▸ **Provided passage**:
□ □ □ □

Monday, October 17, 2011

I had the flu? and maybe adult onset asthma? a month to live?

  Hello, I am Mica, a 32 year old female that has for quite some time been in pretty good health all in all, though in years past I did play hard. I can't leave that part of the story out.  Could that be the crux of this story? I will never know and it's not likely, it's a bit of a mystery.   
  Anyway after talking to my mom on the phone I decided to go over to the hospital which is so not me unless the world is falling apart, but just the same I went one night, I didn't feel that I could breathe very well, long story short, they decided to do an x-ray, I felt silly even doing it as nothing seemed that seriously wrong.  Then low and behold they found a large mass over my heart and sent me home.  That night was the longest night of my life, or one of them, I am now in recovery for polysubstance abuse, and all I could think of was the only thing scarier was feeling like I was overdosing, (which is a more acute feeling, and one thank God I haven't felt often, anyway I digress) so I was up all night, then calling people very early.  I had a cat scan to schedule so I called very early in the morning.  It was that afternoon, after wards I was admitted into the hospital.

□ □ □ □

▸ **Exercise instructions**: Reproduce word for word the part of the blog post about the hospital visit that opens with the words "Anyway after talking" and closes with "into the hospital.".

Records from a data collection:
□ □ □ □

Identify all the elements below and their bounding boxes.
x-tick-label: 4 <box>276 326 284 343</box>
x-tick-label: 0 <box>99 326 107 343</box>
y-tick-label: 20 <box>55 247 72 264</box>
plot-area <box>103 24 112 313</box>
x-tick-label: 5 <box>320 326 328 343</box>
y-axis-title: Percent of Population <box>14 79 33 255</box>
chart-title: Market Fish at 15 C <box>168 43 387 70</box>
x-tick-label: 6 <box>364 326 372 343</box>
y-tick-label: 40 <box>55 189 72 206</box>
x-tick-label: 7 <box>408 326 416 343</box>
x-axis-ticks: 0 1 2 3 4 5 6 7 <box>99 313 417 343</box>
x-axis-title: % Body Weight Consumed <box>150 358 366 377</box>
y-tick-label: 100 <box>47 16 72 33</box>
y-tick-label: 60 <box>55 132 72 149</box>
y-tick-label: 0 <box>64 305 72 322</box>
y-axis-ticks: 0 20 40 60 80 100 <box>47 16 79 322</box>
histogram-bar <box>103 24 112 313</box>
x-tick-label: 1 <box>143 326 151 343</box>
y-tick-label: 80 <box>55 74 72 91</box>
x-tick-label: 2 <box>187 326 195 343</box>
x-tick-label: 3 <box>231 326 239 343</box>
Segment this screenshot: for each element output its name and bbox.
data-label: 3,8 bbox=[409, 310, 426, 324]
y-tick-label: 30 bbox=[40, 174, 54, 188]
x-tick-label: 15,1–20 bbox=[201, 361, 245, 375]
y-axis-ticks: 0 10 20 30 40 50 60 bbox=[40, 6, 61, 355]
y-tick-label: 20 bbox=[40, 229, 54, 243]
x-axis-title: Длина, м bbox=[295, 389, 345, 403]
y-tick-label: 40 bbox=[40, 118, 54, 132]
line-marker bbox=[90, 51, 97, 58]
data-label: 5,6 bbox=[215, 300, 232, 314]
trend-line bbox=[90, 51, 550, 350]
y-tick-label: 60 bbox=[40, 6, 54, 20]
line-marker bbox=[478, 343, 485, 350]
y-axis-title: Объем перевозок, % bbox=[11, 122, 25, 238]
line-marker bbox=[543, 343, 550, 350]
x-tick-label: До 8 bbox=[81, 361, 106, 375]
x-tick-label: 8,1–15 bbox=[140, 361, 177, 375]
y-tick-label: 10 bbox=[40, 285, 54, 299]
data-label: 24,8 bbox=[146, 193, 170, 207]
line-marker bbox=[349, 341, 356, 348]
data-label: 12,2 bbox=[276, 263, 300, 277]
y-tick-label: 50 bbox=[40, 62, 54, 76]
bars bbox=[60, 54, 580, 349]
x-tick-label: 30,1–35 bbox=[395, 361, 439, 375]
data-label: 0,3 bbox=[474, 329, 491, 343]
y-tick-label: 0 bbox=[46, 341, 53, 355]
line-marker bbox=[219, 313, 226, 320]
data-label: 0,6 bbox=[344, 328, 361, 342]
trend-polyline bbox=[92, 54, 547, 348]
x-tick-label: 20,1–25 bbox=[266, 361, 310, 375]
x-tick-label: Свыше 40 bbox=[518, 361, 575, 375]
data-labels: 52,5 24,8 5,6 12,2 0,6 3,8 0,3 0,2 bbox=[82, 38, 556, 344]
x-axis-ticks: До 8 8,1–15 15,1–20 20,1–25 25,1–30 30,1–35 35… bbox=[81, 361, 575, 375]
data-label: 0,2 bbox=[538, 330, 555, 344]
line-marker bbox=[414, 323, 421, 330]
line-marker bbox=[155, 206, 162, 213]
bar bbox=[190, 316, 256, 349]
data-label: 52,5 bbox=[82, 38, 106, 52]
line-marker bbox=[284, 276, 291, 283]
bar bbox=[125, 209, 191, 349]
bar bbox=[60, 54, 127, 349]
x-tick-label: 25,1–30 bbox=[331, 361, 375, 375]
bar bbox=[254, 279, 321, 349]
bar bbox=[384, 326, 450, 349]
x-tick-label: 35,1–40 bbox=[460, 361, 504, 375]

□ □ □ □

▸ **Expected answer**:
Anyway after talking to my mom on the phone I decided to go over to the hospital which is so not me unless the world is falling apart, but just the same I went one night, I didn't feel that I could breathe very well, long story short, they decided to do an x-ray, I felt silly even doing it as nothing seemed that seriously wrong.  Then low and behold they found a large mass over my heart and sent me home.  That night was the longest night of my life, or one of them, I am now in recovery for polysubstance abuse, and all I could think of was the only thing scarier was feeling like I was overdosing, (which is a more acute feeling, and one thank God I haven't felt often, anyway I digress) so I was up all night, then calling people very early.  I had a cat scan to schedule so I called very early in the morning.  It was that afternoon, after wards I was admitted into the hospital.